Data excerpts
.....
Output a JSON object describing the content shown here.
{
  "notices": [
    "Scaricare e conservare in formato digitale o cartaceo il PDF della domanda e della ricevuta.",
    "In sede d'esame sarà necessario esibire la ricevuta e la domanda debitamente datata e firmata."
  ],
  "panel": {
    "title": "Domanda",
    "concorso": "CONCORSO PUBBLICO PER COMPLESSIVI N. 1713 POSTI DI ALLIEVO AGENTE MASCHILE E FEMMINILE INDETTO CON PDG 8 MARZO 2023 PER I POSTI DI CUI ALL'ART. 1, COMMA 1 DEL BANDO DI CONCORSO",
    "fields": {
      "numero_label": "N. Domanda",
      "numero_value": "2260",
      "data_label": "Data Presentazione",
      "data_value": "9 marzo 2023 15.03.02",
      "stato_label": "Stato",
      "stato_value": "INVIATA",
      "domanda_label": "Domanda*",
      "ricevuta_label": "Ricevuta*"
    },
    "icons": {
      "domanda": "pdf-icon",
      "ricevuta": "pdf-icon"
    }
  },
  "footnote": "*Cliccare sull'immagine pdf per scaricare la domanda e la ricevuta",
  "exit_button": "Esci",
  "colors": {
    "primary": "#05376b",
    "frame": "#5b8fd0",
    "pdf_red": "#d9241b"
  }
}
.....
YOUR OBJECTIVE: Write every entry out again exactly.

EXERCISE SOLUTION:
Output a JSON object describing the content shown here.
{
  "notices": [
    "Scaricare e conservare in formato digitale o cartaceo il PDF della domanda e della ricevuta.",
    "In sede d'esame sarà necessario esibire la ricevuta e la domanda debitamente datata e firmata."
  ],
  "panel": {
    "title": "Domanda",
    "concorso": "CONCORSO PUBBLICO PER COMPLESSIVI N. 1713 POSTI DI ALLIEVO AGENTE MASCHILE E FEMMINILE INDETTO CON PDG 8 MARZO 2023 PER I POSTI DI CUI ALL'ART. 1, COMMA 1 DEL BANDO DI CONCORSO",
    "fields": {
      "numero_label": "N. Domanda",
      "numero_value": "2260",
      "data_label": "Data Presentazione",
      "data_value": "9 marzo 2023 15.03.02",
      "stato_label": "Stato",
      "stato_value": "INVIATA",
      "domanda_label": "Domanda*",
      "ricevuta_label": "Ricevuta*"
    },
    "icons": {
      "domanda": "pdf-icon",
      "ricevuta": "pdf-icon"
    }
  },
  "footnote": "*Cliccare sull'immagine pdf per scaricare la domanda e la ricevuta",
  "exit_button": "Esci",
  "colors": {
    "primary": "#05376b",
    "frame": "#5b8fd0",
    "pdf_red": "#d9241b"
  }
}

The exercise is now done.